Background information
- Also known as: Ol Drake, OL Drake, Old Rake, Twatticus Maximus
- Born: Oliver Michael Drake 28 March 1984 (age 41) Huddersfield, England
- Genres: Thrash metal
- Occupation: Musician
- Instrument(s): Guitar, vocals
- Years active: 1999–2015, 2018–present
- Website: evilecult.com

= OL Drake =

British guitarist and singer

Oliver Michael Drake (born 28 March 1984), known as Ol Drake, Old Rake or OL Drake, is an English musician, most notably the vocalist and lead guitarist of the thrash metal band Evile.

== Biography ==
Drake and his brother, Matt, were brought up in a musical environment, with the sound of Camel, Guns N' Roses and The Jimi Hendrix Experience. Drake's father, Tony, played guitar from a young age and played in many local bands. Matt, having received classical guitar lessons when young, obtained a Fender copy electric guitar for a birthday, and also being a fan of Metallica and the guitar, OL was intrigued by the songs and the guitar. Matt started OL on the path of heavy metal by introducing him to the music of Metallica. Drake, then aged 16, picked up Matt's guitar when possible and taught himself from then on.

When Drake reached music college, he developed an interest in music theory, jazz and classical music, which opened up his playing and progress on the guitar. He also developed an interest and skill in playing drums.

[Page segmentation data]

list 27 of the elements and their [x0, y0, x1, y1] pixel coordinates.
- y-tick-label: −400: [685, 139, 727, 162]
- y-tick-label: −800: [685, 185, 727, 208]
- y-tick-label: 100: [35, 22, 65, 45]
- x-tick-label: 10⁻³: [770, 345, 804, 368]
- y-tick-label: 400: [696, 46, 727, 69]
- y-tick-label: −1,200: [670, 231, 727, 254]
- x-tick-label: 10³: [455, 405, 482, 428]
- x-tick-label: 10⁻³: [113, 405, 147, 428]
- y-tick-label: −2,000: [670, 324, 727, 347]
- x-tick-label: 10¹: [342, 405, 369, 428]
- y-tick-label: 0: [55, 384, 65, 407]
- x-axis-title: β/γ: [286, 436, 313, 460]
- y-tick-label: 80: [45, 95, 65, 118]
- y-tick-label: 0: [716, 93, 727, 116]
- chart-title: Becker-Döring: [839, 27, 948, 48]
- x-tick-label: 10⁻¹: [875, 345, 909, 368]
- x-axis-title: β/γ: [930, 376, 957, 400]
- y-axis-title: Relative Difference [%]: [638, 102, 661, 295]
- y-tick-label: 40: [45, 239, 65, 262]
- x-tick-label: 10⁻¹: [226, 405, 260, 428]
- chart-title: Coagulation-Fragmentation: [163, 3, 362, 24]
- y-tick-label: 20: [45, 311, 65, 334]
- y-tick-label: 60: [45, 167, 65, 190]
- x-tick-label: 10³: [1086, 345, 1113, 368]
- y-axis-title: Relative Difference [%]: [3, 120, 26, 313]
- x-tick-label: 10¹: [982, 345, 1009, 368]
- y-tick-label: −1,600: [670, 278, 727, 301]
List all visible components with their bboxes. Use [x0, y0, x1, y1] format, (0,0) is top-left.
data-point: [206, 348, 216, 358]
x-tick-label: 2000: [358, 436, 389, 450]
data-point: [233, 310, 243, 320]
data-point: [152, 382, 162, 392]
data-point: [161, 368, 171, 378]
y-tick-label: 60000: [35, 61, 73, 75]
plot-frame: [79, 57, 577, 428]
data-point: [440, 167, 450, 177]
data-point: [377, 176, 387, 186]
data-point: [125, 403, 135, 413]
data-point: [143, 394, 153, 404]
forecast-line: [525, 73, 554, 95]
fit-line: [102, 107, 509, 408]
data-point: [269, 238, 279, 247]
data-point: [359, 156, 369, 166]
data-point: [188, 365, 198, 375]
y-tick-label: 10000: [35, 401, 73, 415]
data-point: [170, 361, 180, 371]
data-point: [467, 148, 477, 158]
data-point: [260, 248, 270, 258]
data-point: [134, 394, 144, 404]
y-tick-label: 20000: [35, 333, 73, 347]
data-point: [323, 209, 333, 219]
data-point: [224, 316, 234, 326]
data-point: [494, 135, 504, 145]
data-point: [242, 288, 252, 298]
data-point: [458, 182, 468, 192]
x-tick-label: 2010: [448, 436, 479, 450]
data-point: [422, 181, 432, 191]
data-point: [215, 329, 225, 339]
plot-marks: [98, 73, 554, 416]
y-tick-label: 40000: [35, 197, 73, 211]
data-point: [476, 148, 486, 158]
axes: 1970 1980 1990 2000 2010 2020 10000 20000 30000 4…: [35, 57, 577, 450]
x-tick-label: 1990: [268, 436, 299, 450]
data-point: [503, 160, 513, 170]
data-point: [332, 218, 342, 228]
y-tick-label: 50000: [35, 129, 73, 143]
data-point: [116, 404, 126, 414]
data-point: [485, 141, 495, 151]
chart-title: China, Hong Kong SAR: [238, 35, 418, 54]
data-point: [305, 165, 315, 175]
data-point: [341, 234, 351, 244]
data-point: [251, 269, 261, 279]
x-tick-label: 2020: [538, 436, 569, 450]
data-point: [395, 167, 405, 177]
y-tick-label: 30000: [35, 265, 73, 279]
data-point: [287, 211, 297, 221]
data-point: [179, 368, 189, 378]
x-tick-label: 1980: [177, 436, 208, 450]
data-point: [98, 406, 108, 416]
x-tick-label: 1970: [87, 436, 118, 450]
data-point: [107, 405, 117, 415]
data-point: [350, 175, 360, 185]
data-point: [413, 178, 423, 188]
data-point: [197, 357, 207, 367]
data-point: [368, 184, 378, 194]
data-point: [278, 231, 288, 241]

> [Exercise directions] In the text about OL Drake, translate this sentence into French: "Drake's father, Tony, played guitar from a young age and played in many local bands."

> [Worked solution] Le père de Drake, Tony, jouait de la guitare depuis son plus jeune âge et a joué dans de nombreux groupes locaux.